• **Exercise instructions**: Find every line in the records that holds the string "Glándula". Copy each one.

• **Source records**:
━━━━━━

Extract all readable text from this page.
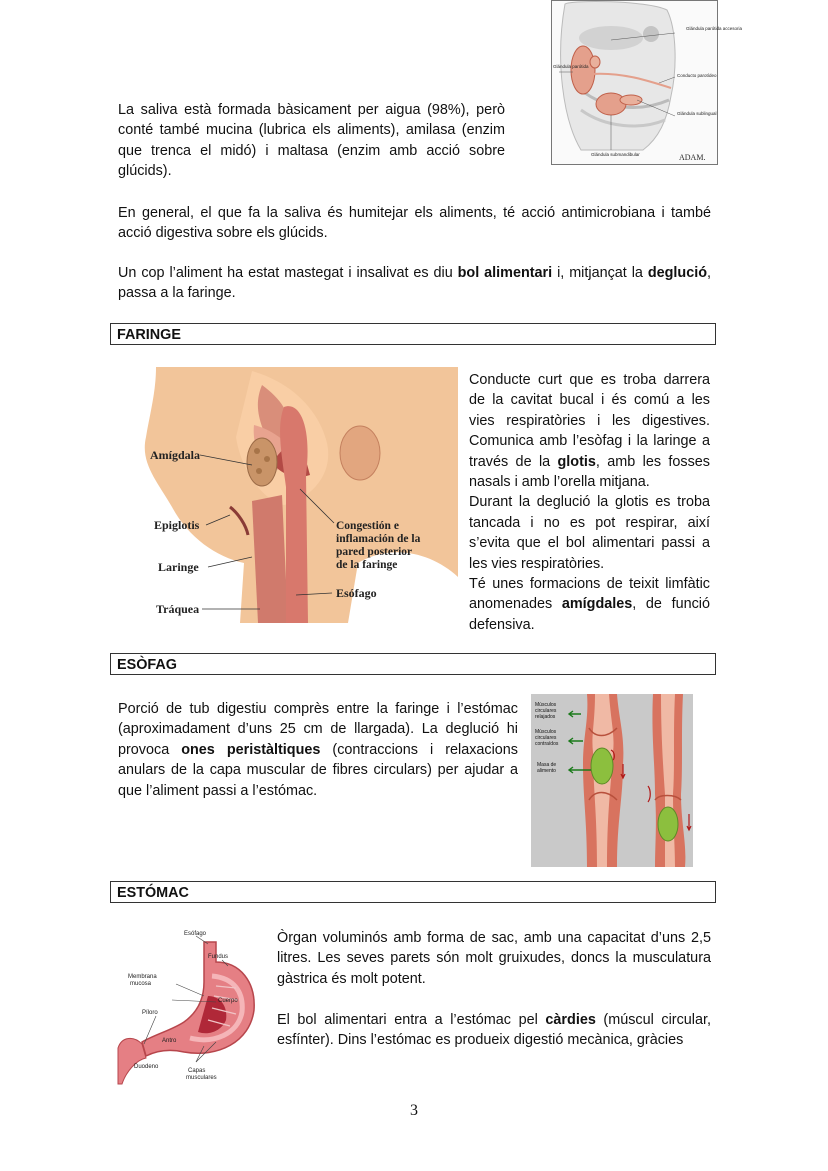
Glándula parótida accesoria
Glándula parótida
Conducto parotídeo
Glándula sublingual
Glándula submandibular	ADAM.

La saliva està formada bàsicament per aigua (98%), però conté també mucina (lubrica els aliments), amilasa (enzim que trenca el midó) i maltasa (enzim amb acció sobre glúcids).

En general, el que fa la saliva és humitejar els aliments, té acció antimicrobiana i també acció digestiva sobre els glúcids.

Un cop l’aliment ha estat mastegat i insalivat es diu bol alimentari i, mitjançat la deglució, passa a la faringe.

FARINGE
Amígdala
Epiglotis
Laringe
Tráquea
Congestión e
inflamación de la
pared posterior
de la faringe
Esófago

Conducte curt que es troba darrera de la cavitat bucal i és comú a les vies respiratòries i les digestives. Comunica amb l’esòfag i la laringe a través de la glotis, amb les fosses nasals i amb l’orella mitjana.
Durant la deglució la glotis es troba tancada i no es pot respirar, així s’evita que el bol alimentari passi a les vies respiratòries.
Té unes formacions de teixit limfàtic anomenades amígdales, de funció defensiva.

ESÒFAG

Porció de tub digestiu comprès entre la faringe i l’estómac (aproximadament d’uns 25 cm de llargada). La deglució hi provoca ones peristàltiques (contraccions i relaxacions anulars de la capa muscular de fibres circulars) per ajudar a que l’aliment passi a l’estómac.

Músculos
circulares
relajados
Músculos
circulares
contraídos
Masa de
alimento
ESTÓMAC
Esófago
Fundus
Membrana
mucosa
Cuerpo
Píloro
Antro
Duodeno
Capas
musculares

Òrgan voluminós amb forma de sac, amb una capacitat d’uns 2,5 litres. Les seves parets són molt gruixudes, doncs la musculatura gàstrica és molt potent.

El bol alimentari entra a l’estómac pel càrdies (múscul circular, esfínter). Dins l’estómac es produeix digestió mecànica, gràcies

3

━━━━━━

• **Output for this exercise**:
Glándula parótida accesoria
Glándula parótida
Glándula sublingual
Glándula submandibular	ADAM.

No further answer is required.